SET TASK> Return the lines where the word "students" occurs.

RAW DATA>
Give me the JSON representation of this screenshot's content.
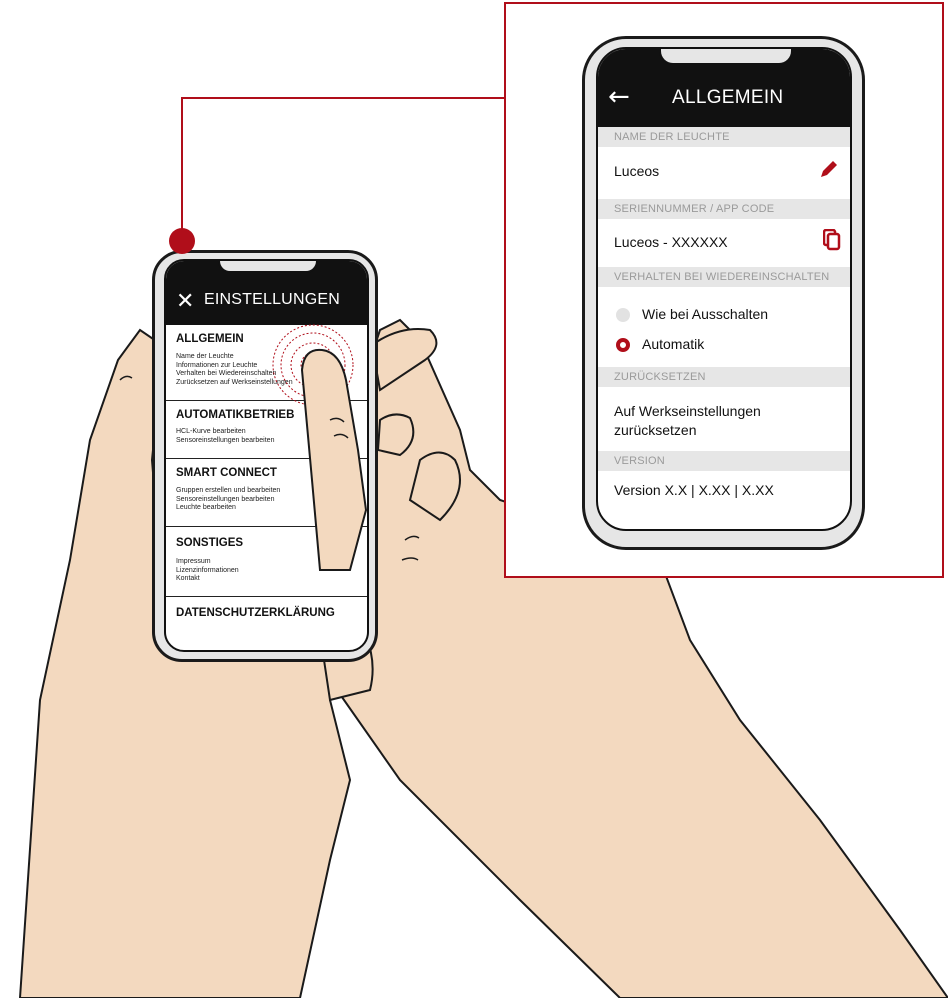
{
  "small_phone": {
    "title": "EINSTELLUNGEN",
    "close_icon": "close-icon",
    "sections": [
      {
        "title": "ALLGEMEIN",
        "lines": [
          "Name der Leuchte",
          "Informationen zur Leuchte",
          "Verhalten bei Wiedereinschalten",
          "Zurücksetzen auf Werkseinstellungen"
        ]
      },
      {
        "title": "AUTOMATIKBETRIEB",
        "lines": [
          "HCL-Kurve bearbeiten",
          "Sensoreinstellungen bearbeiten"
        ]
      },
      {
        "title": "SMART CONNECT",
        "lines": [
          "Gruppen erstellen und bearbeiten",
          "Sensoreinstellungen bearbeiten",
          "Leuchte bearbeiten"
        ]
      },
      {
        "title": "SONSTIGES",
        "lines": [
          "Impressum",
          "Lizenzinformationen",
          "Kontakt"
        ]
      },
      {
        "title": "DATENSCHUTZERKLÄRUNG",
        "lines": []
      }
    ],
    "chevron_icon": "chevron-right-icon"
  },
  "large_phone": {
    "title": "ALLGEMEIN",
    "back_icon": "arrow-left-icon",
    "name_header": "NAME DER LEUCHTE",
    "name_value": "Luceos",
    "serial_header": "SERIENNUMMER / APP CODE",
    "serial_value": "Luceos - XXXXXX",
    "behavior_header": "VERHALTEN BEI WIEDEREINSCHALTEN",
    "option_1": "Wie bei Ausschalten",
    "option_2": "Automatik",
    "selected_option": "Automatik",
    "reset_header": "ZURÜCKSETZEN",
    "reset_value": "Auf Werkseinstellungen zurücksetzen",
    "version_header": "VERSION",
    "version_value": "Version X.X | X.XX | X.XX"
  },
  "colors": {
    "accent": "#b00e1a",
    "skin": "#f3d9bf",
    "outline": "#1a1a1a",
    "category_bg": "#e6e6e6"
  }
}
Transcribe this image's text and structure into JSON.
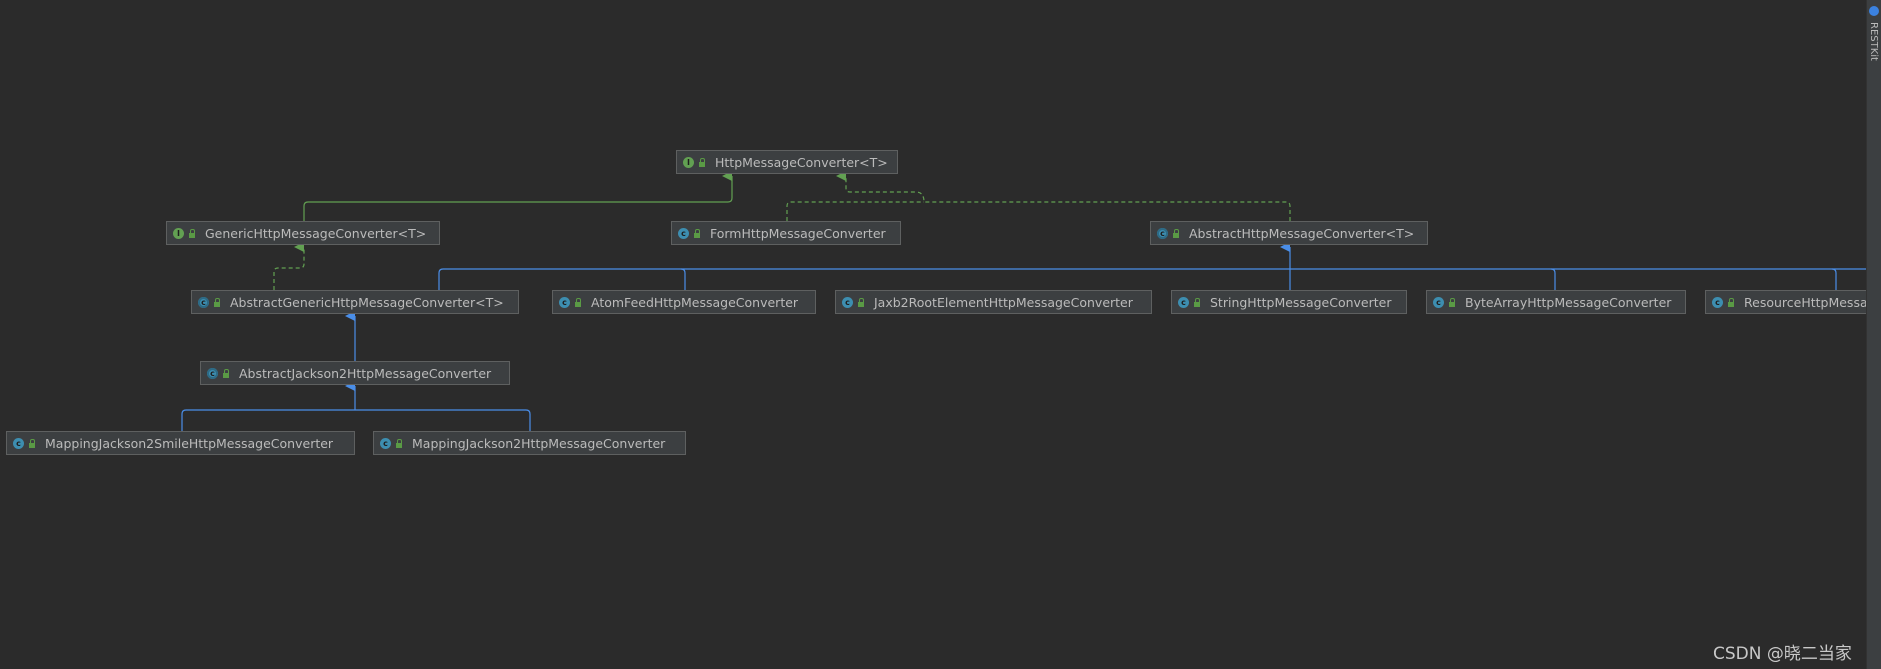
{
  "diagram": {
    "nodes": [
      {
        "id": "httpmc",
        "label": "HttpMessageConverter<T>",
        "kind": "interface"
      },
      {
        "id": "generic",
        "label": "GenericHttpMessageConverter<T>",
        "kind": "interface"
      },
      {
        "id": "form",
        "label": "FormHttpMessageConverter",
        "kind": "class"
      },
      {
        "id": "abstract",
        "label": "AbstractHttpMessageConverter<T>",
        "kind": "abstract"
      },
      {
        "id": "abstractgeneric",
        "label": "AbstractGenericHttpMessageConverter<T>",
        "kind": "abstract"
      },
      {
        "id": "atomfeed",
        "label": "AtomFeedHttpMessageConverter",
        "kind": "class"
      },
      {
        "id": "jaxb2",
        "label": "Jaxb2RootElementHttpMessageConverter",
        "kind": "class"
      },
      {
        "id": "string",
        "label": "StringHttpMessageConverter",
        "kind": "class"
      },
      {
        "id": "bytearray",
        "label": "ByteArrayHttpMessageConverter",
        "kind": "class"
      },
      {
        "id": "resource",
        "label": "ResourceHttpMessageConverter",
        "kind": "class"
      },
      {
        "id": "abstractjackson2",
        "label": "AbstractJackson2HttpMessageConverter",
        "kind": "abstract"
      },
      {
        "id": "smile",
        "label": "MappingJackson2SmileHttpMessageConverter",
        "kind": "class"
      },
      {
        "id": "mapping",
        "label": "MappingJackson2HttpMessageConverter",
        "kind": "class"
      }
    ],
    "edges": [
      {
        "from": "generic",
        "to": "httpmc",
        "type": "extends"
      },
      {
        "from": "form",
        "to": "httpmc",
        "type": "implements"
      },
      {
        "from": "abstract",
        "to": "httpmc",
        "type": "implements"
      },
      {
        "from": "abstractgeneric",
        "to": "generic",
        "type": "implements"
      },
      {
        "from": "abstractgeneric",
        "to": "abstract",
        "type": "extends"
      },
      {
        "from": "atomfeed",
        "to": "abstract",
        "type": "extends"
      },
      {
        "from": "jaxb2",
        "to": "abstract",
        "type": "extends"
      },
      {
        "from": "string",
        "to": "abstract",
        "type": "extends"
      },
      {
        "from": "bytearray",
        "to": "abstract",
        "type": "extends"
      },
      {
        "from": "resource",
        "to": "abstract",
        "type": "extends"
      },
      {
        "from": "abstractjackson2",
        "to": "abstractgeneric",
        "type": "extends"
      },
      {
        "from": "smile",
        "to": "abstractjackson2",
        "type": "extends"
      },
      {
        "from": "mapping",
        "to": "abstractjackson2",
        "type": "extends"
      }
    ],
    "colors": {
      "interface_edge": "#62a052",
      "class_edge": "#4a8ee8",
      "background": "#2b2b2b"
    },
    "kind_letters": {
      "interface": "I",
      "class": "c",
      "abstract": "c"
    }
  },
  "sidebar": {
    "tool_window": "RESTKit",
    "icon": "restkit-icon"
  },
  "watermark": "CSDN @晓二当家"
}
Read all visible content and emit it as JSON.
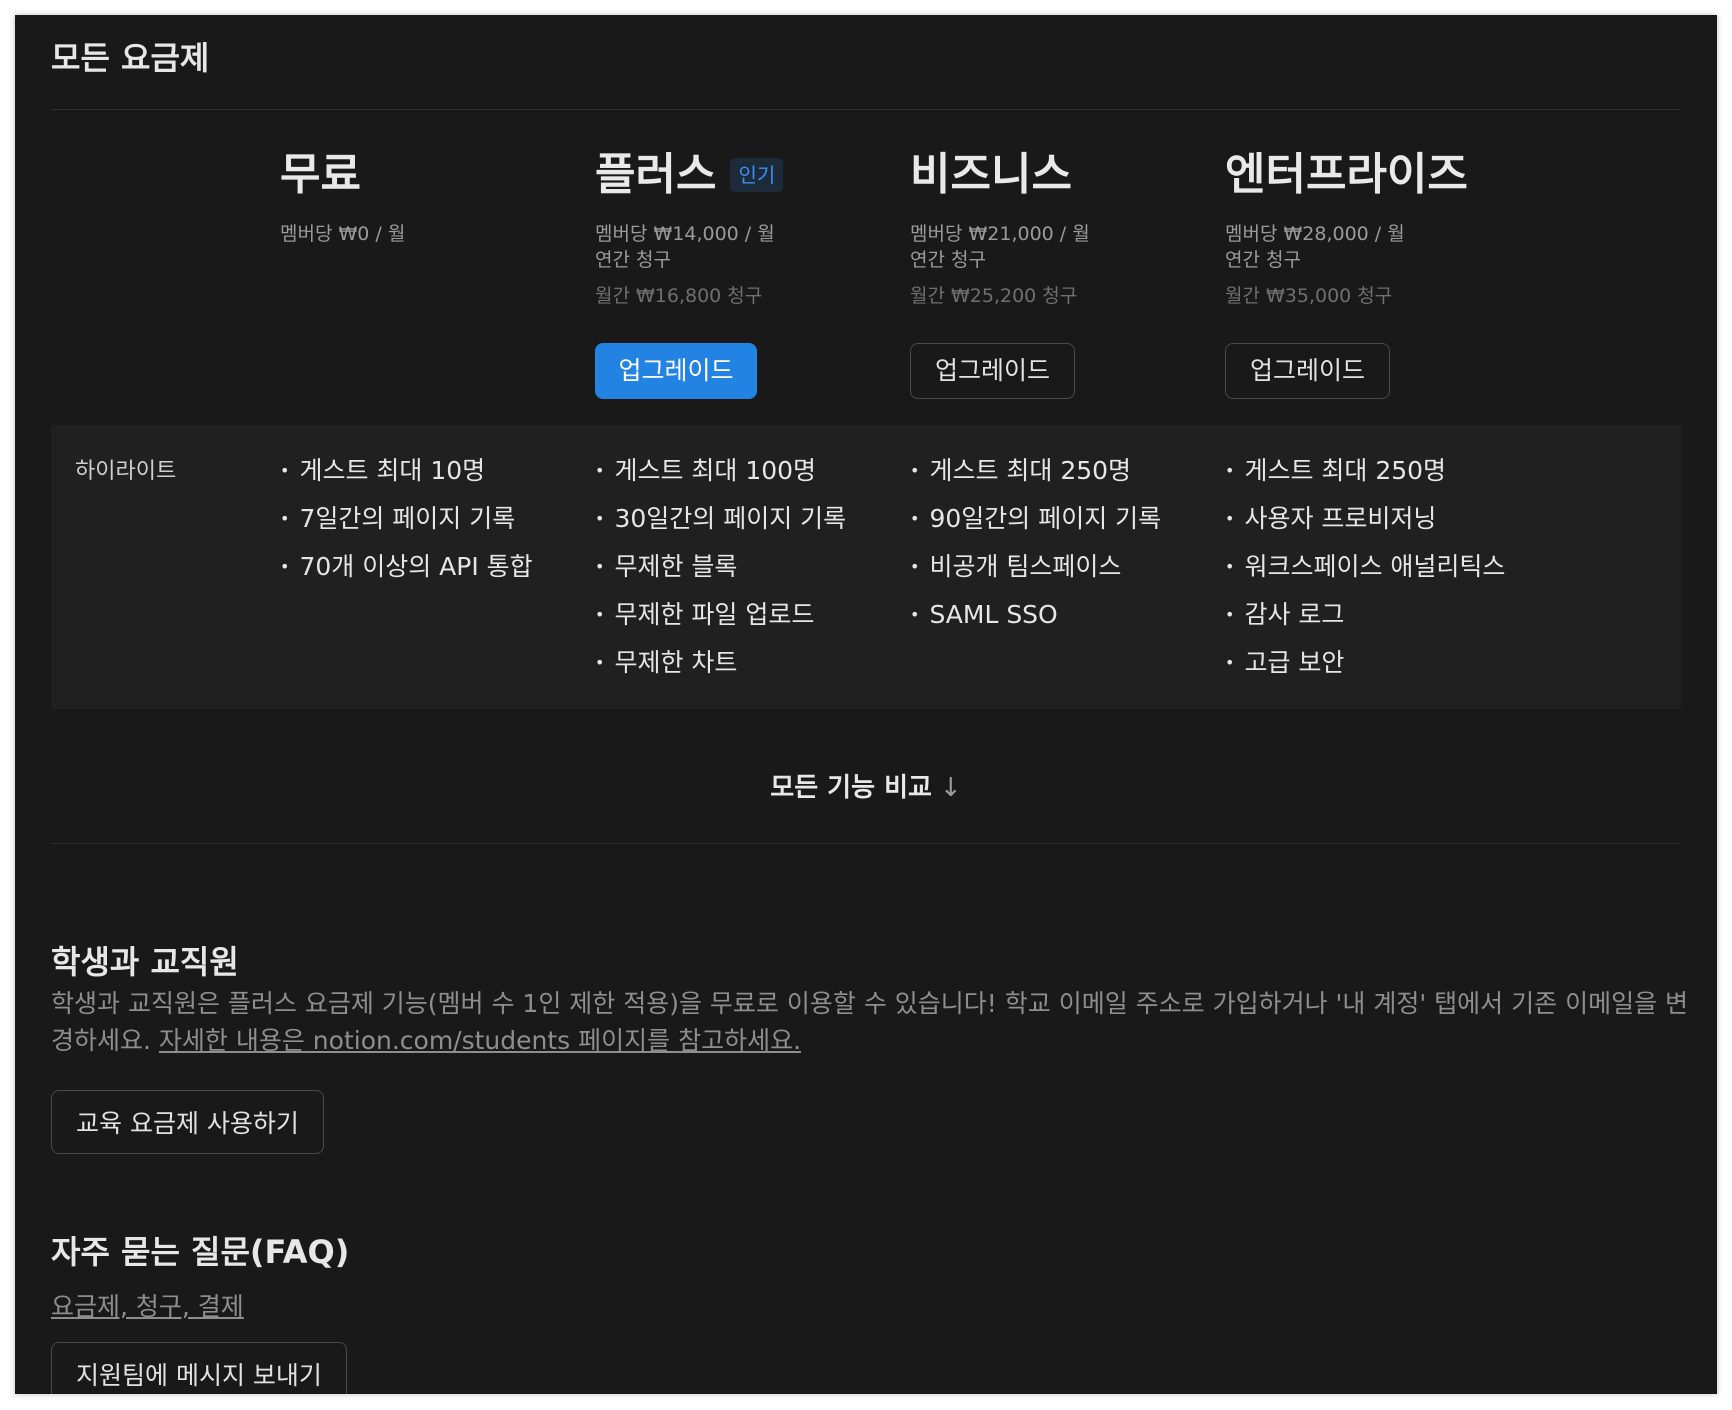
{
  "page": {
    "title": "모든 요금제"
  },
  "plans": [
    {
      "name": "무료",
      "price": "멤버당 ₩0 / 월"
    },
    {
      "name": "플러스",
      "badge": "인기",
      "price": "멤버당 ₩14,000 / 월",
      "billing": "연간 청구",
      "monthly": "월간 ₩16,800 청구",
      "button": "업그레이드"
    },
    {
      "name": "비즈니스",
      "price": "멤버당 ₩21,000 / 월",
      "billing": "연간 청구",
      "monthly": "월간 ₩25,200 청구",
      "button": "업그레이드"
    },
    {
      "name": "엔터프라이즈",
      "price": "멤버당 ₩28,000 / 월",
      "billing": "연간 청구",
      "monthly": "월간 ₩35,000 청구",
      "button": "업그레이드"
    }
  ],
  "highlights": {
    "label": "하이라이트",
    "free": [
      "게스트 최대 10명",
      "7일간의 페이지 기록",
      "70개 이상의 API 통합"
    ],
    "plus": [
      "게스트 최대 100명",
      "30일간의 페이지 기록",
      "무제한 블록",
      "무제한 파일 업로드",
      "무제한 차트"
    ],
    "business": [
      "게스트 최대 250명",
      "90일간의 페이지 기록",
      "비공개 팀스페이스",
      "SAML SSO"
    ],
    "enterprise": [
      "게스트 최대 250명",
      "사용자 프로비저닝",
      "워크스페이스 애널리틱스",
      "감사 로그",
      "고급 보안"
    ]
  },
  "compare": {
    "label": "모든 기능 비교",
    "arrow": "↓"
  },
  "students": {
    "title": "학생과 교직원",
    "desc": "학생과 교직원은 플러스 요금제 기능(멤버 수 1인 제한 적용)을 무료로 이용할 수 있습니다! 학교 이메일 주소로 가입하거나 '내 계정' 탭에서 기존 이메일을 변경하세요. ",
    "link": "자세한 내용은 notion.com/students 페이지를 참고하세요.",
    "button": "교육 요금제 사용하기"
  },
  "faq": {
    "title": "자주 묻는 질문(FAQ)",
    "link": "요금제, 청구, 결제",
    "button": "지원팀에 메시지 보내기"
  },
  "colors": {
    "accent": "#2383e2",
    "background": "#191919",
    "panel": "#202020",
    "badge": "#3b8fee"
  }
}
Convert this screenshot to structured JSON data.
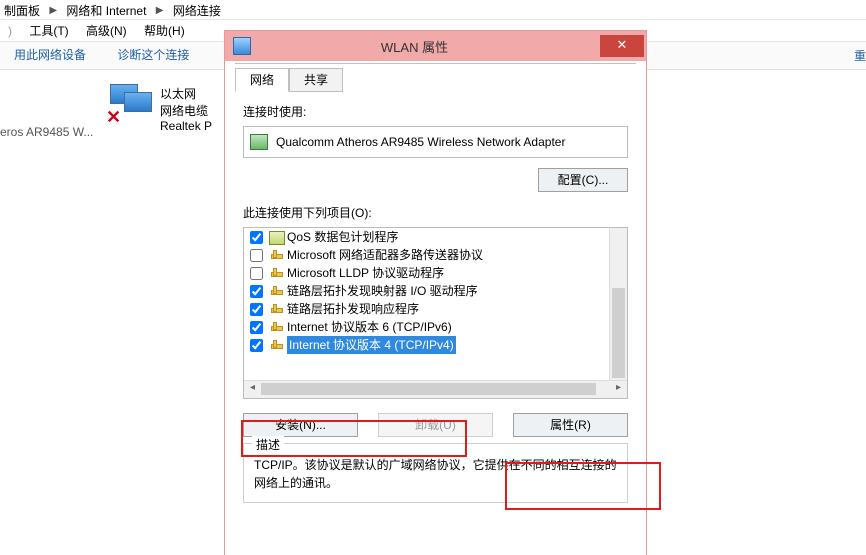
{
  "breadcrumb": {
    "a": "制面板",
    "b": "网络和 Internet",
    "c": "网络连接"
  },
  "menu": {
    "tools": "工具(T)",
    "adv": "高级(N)",
    "help": "帮助(H)"
  },
  "toolbar": {
    "use": "用此网络设备",
    "diag": "诊断这个连接",
    "rename_frag": "重"
  },
  "conn": {
    "name": "以太网",
    "desc": "网络电缆",
    "vendor": "Realtek P",
    "adapter_trunc": "eros AR9485 W..."
  },
  "dlg": {
    "title": "WLAN 属性",
    "tabs": {
      "net": "网络",
      "share": "共享"
    },
    "connect_using": "连接时使用:",
    "adapter": "Qualcomm Atheros AR9485 Wireless Network Adapter",
    "configure": "配置(C)...",
    "uses_items": "此连接使用下列项目(O):",
    "items": [
      {
        "checked": true,
        "iconClass": "q",
        "label": "QoS 数据包计划程序"
      },
      {
        "checked": false,
        "iconClass": "",
        "label": "Microsoft 网络适配器多路传送器协议"
      },
      {
        "checked": false,
        "iconClass": "",
        "label": "Microsoft LLDP 协议驱动程序"
      },
      {
        "checked": true,
        "iconClass": "",
        "label": "链路层拓扑发现映射器 I/O 驱动程序"
      },
      {
        "checked": true,
        "iconClass": "",
        "label": "链路层拓扑发现响应程序"
      },
      {
        "checked": true,
        "iconClass": "",
        "label": "Internet 协议版本 6 (TCP/IPv6)"
      },
      {
        "checked": true,
        "iconClass": "",
        "label": "Internet 协议版本 4 (TCP/IPv4)",
        "selected": true
      }
    ],
    "install": "安装(N)...",
    "uninstall": "卸载(U)",
    "props": "属性(R)",
    "desc_title": "描述",
    "desc_body": "TCP/IP。该协议是默认的广域网络协议，它提供在不同的相互连接的网络上的通讯。"
  }
}
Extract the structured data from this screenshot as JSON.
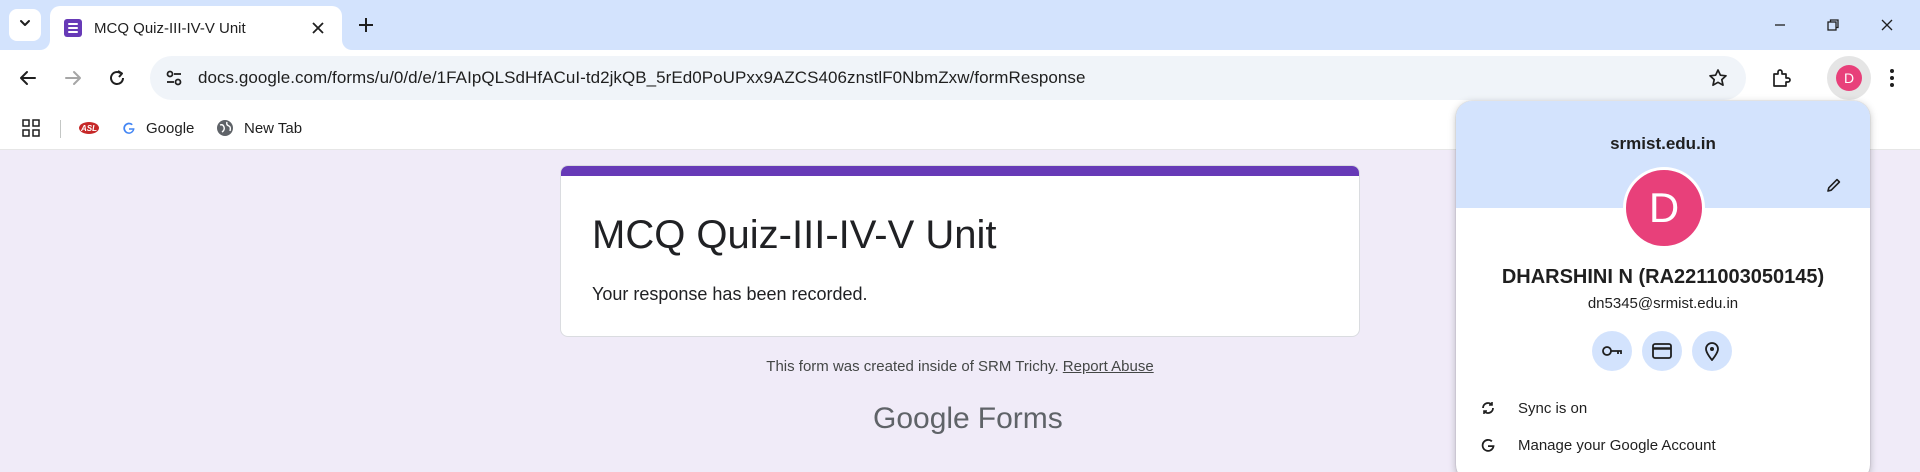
{
  "browser": {
    "tab": {
      "title": "MCQ Quiz-III-IV-V Unit",
      "favicon": "google-forms-icon"
    },
    "address_bar": {
      "url": "docs.google.com/forms/u/0/d/e/1FAIpQLSdHfACuI-td2jkQB_5rEd0PoUPxx9AZCS406znstlF0NbmZxw/formResponse"
    },
    "profile_initial": "D",
    "bookmarks": [
      {
        "label": "",
        "icon": "asl-logo-icon"
      },
      {
        "label": "Google",
        "icon": "google-g-icon"
      },
      {
        "label": "New Tab",
        "icon": "globe-icon"
      }
    ]
  },
  "form": {
    "title": "MCQ Quiz-III-IV-V Unit",
    "confirmation": "Your response has been recorded.",
    "footer_text": "This form was created inside of SRM Trichy.",
    "report_link": "Report Abuse",
    "brand_google": "Google",
    "brand_forms": "Forms",
    "accent_color": "#673ab7",
    "background_color": "#f0ebf8"
  },
  "profile_popup": {
    "domain": "srmist.edu.in",
    "avatar_letter": "D",
    "name": "DHARSHINI N (RA2211003050145)",
    "email": "dn5345@srmist.edu.in",
    "quick_actions": [
      "key-icon",
      "credit-card-icon",
      "location-pin-icon"
    ],
    "menu": [
      {
        "label": "Sync is on",
        "icon": "sync-icon"
      },
      {
        "label": "Manage your Google Account",
        "icon": "google-g-icon"
      }
    ],
    "avatar_color": "#e8407a"
  }
}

RESULT BELOW>
  "students": {
    "link": "자세한 내용은 notion.com/students 페이지를 참고하세요.",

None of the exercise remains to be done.